WRITTEN TASK:
Locate the string "title" in the listing below. Copy every line where it is found.

** Begin DATA FOR THE TASK **

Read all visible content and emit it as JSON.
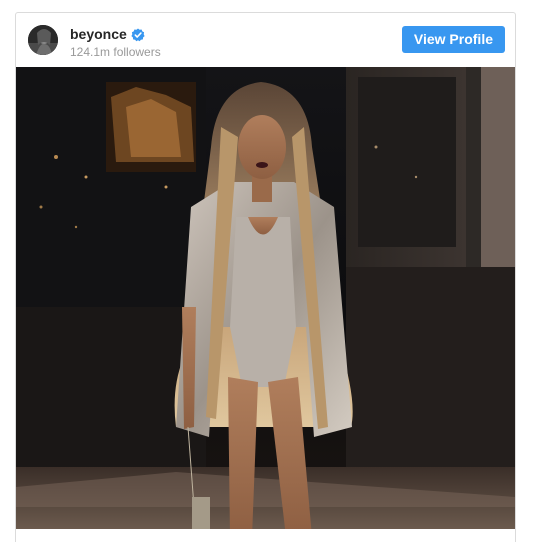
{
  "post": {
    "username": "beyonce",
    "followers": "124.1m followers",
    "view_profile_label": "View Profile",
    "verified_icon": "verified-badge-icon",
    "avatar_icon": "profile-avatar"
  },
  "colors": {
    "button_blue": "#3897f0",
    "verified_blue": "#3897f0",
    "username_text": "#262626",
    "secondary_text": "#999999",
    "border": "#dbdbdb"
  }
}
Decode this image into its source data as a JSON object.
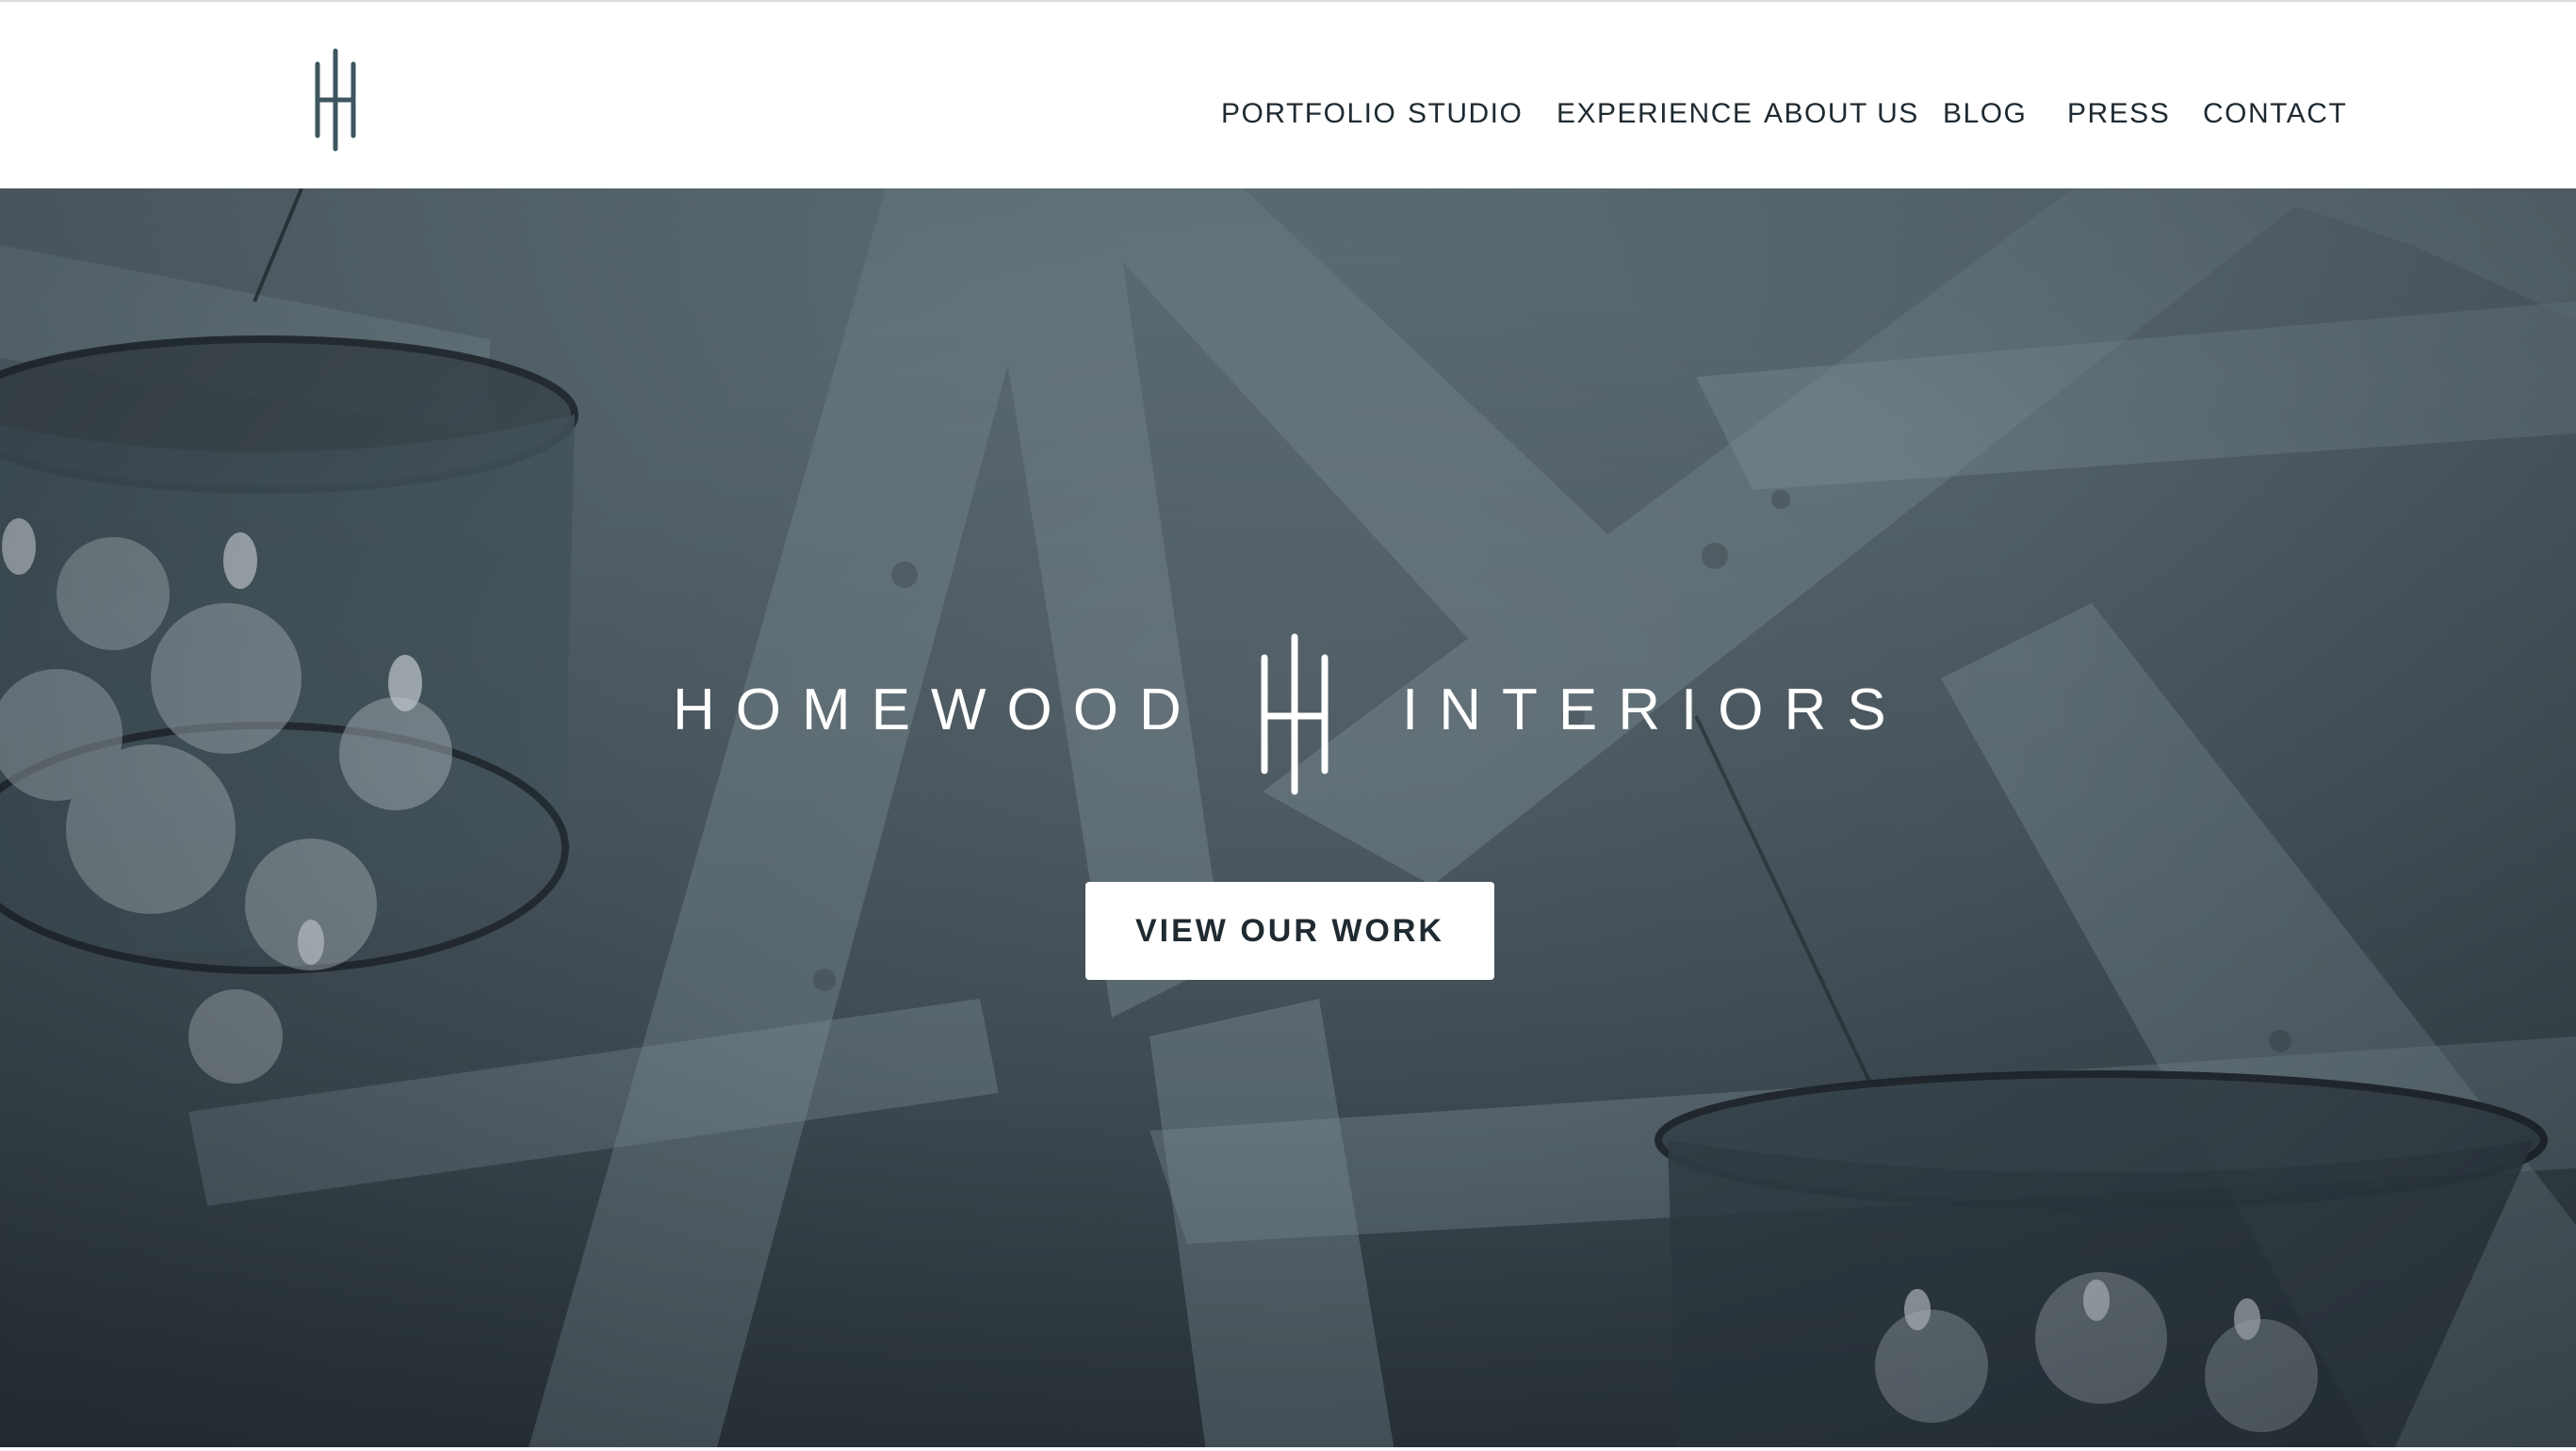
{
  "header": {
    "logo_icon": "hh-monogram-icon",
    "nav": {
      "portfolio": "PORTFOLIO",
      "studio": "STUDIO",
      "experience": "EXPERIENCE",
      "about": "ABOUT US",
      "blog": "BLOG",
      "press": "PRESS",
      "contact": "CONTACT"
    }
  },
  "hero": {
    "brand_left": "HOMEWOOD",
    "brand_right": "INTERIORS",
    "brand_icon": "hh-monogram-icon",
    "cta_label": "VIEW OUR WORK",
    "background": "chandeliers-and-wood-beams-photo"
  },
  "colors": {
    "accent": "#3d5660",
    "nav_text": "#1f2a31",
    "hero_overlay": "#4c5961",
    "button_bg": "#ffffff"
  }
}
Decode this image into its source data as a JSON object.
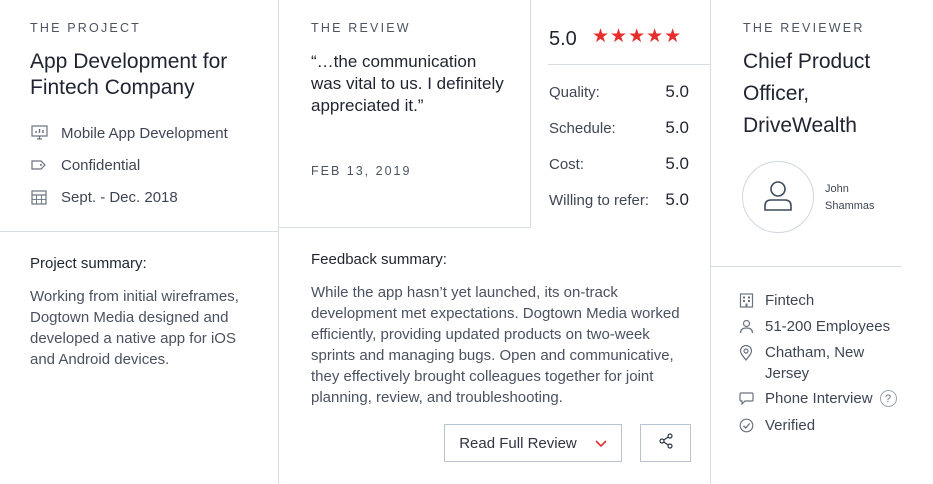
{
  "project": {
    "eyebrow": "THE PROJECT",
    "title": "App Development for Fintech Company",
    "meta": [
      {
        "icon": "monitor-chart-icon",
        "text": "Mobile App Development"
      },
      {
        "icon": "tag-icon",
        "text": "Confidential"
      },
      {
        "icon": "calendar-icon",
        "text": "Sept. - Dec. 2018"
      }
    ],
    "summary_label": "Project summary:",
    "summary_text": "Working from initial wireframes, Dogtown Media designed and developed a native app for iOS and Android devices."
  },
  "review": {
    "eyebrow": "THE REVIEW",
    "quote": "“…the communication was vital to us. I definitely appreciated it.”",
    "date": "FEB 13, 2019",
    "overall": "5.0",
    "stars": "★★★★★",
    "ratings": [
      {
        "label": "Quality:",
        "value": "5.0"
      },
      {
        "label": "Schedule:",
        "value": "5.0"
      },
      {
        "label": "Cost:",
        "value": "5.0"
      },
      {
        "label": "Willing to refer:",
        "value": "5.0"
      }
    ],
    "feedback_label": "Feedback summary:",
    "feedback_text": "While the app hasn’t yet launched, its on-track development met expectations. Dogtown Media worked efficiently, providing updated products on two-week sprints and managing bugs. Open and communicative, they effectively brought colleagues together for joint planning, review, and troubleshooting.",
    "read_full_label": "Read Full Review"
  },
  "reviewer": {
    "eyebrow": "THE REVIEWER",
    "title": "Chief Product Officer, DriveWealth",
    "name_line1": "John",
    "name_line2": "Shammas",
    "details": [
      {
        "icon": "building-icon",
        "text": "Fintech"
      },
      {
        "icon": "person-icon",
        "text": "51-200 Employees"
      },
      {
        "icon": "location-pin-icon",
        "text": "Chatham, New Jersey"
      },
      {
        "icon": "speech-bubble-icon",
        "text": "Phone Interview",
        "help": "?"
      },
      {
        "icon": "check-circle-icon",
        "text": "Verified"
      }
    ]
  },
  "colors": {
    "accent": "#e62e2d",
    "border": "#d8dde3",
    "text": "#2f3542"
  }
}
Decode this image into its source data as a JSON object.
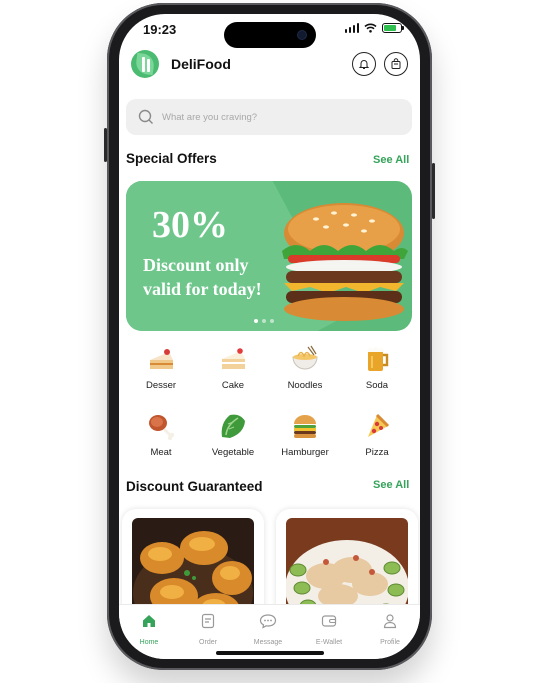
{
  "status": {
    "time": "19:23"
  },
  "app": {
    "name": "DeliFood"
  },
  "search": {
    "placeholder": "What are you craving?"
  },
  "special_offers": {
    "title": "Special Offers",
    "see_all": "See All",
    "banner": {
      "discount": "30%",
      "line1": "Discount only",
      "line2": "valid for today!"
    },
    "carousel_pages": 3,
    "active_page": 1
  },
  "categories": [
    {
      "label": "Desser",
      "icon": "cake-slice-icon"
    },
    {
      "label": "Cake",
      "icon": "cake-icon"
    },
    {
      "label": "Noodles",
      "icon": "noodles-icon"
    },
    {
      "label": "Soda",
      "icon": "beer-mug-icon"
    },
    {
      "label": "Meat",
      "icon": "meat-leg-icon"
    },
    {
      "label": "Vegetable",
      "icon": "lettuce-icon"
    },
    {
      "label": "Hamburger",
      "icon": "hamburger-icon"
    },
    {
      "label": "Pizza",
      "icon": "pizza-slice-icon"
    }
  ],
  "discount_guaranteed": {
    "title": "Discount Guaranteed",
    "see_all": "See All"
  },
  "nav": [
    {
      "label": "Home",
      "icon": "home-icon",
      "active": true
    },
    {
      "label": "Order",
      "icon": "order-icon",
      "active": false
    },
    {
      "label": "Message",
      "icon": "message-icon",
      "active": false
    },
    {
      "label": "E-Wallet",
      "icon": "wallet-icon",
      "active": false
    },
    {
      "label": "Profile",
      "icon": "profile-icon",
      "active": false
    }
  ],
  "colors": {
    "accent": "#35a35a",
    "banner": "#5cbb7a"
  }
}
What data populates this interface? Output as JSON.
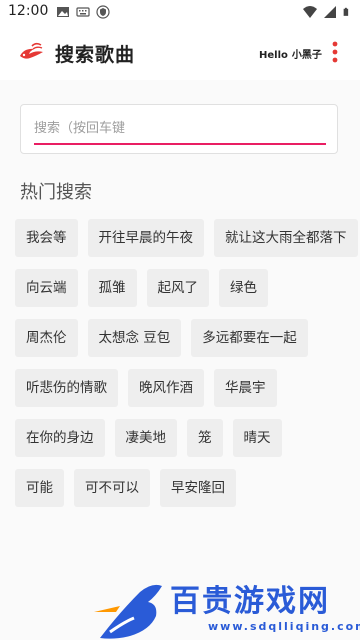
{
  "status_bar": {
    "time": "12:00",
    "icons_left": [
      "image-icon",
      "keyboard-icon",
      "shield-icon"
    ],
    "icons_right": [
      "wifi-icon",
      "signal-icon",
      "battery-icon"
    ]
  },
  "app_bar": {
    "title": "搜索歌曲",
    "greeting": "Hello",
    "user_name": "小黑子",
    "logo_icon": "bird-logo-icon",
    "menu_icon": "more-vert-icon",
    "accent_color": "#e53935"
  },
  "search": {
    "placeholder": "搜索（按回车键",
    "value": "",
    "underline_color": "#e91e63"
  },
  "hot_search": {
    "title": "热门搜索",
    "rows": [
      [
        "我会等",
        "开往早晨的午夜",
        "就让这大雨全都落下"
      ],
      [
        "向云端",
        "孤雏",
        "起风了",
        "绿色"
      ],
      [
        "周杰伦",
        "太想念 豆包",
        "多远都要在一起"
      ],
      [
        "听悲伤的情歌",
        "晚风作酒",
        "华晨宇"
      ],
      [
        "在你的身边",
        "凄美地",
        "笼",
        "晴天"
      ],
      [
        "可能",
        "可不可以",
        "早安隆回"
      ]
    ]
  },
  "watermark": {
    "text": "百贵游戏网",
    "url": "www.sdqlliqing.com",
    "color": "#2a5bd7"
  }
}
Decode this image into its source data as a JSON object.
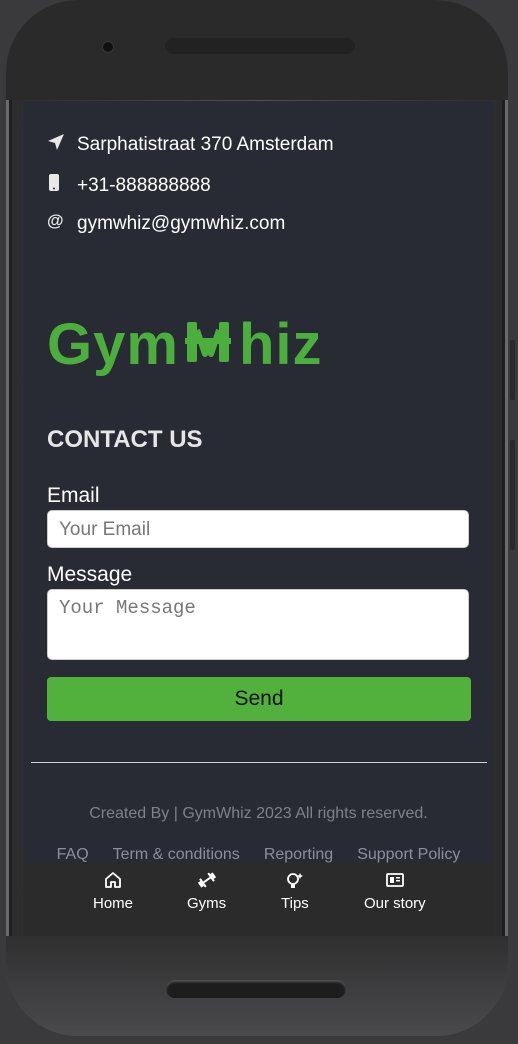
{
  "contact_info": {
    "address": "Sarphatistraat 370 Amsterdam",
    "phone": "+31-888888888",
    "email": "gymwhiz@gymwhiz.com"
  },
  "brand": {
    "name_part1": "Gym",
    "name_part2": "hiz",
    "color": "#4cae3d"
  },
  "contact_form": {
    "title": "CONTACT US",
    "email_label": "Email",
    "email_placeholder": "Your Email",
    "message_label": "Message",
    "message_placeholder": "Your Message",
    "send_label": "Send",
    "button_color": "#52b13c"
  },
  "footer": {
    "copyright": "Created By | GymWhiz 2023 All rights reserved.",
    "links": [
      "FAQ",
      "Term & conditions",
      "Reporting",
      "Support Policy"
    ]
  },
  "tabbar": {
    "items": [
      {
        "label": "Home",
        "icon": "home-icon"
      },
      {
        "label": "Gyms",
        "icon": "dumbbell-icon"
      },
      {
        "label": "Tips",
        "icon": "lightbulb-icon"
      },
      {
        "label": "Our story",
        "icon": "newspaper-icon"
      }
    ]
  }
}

** End DATA FOR THE TASK **

CORRECT RESPONSE:
    "title": "App Development for Fintech Company",
    "title": "Chief Product Officer, DriveWealth",
    "title": "Special Offers",
    "title": "Discount Guaranteed",
    "title": "搜索歌曲",
    "title": "热门搜索",
    "title": "CONTACT US",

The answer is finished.